**What you have to do**.
Check each line of the records below for the word "nCharron" and copy those where it appears.

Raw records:
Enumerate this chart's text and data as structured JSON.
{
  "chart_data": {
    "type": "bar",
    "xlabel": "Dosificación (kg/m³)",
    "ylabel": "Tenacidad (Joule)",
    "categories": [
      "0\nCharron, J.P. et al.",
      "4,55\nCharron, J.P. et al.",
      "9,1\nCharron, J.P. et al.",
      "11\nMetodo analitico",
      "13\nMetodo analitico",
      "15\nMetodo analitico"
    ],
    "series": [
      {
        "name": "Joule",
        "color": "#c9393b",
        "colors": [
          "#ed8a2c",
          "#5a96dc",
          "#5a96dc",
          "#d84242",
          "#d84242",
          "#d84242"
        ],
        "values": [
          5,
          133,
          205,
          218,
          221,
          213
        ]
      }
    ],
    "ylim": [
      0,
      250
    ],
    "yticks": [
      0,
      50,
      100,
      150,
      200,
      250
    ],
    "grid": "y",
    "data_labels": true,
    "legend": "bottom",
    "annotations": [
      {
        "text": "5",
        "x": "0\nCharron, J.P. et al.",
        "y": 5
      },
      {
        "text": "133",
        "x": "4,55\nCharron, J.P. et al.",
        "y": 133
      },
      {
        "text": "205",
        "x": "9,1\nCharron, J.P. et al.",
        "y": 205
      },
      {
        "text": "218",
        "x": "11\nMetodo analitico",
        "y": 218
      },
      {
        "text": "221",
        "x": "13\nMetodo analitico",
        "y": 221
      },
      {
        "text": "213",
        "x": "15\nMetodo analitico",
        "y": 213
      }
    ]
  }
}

**Response below**.
      "0\nCharron, J.P. et al.",
      "4,55\nCharron, J.P. et al.",
      "9,1\nCharron, J.P. et al.",
        "x": "0\nCharron, J.P. et al.",
        "x": "4,55\nCharron, J.P. et al.",
        "x": "9,1\nCharron, J.P. et al.",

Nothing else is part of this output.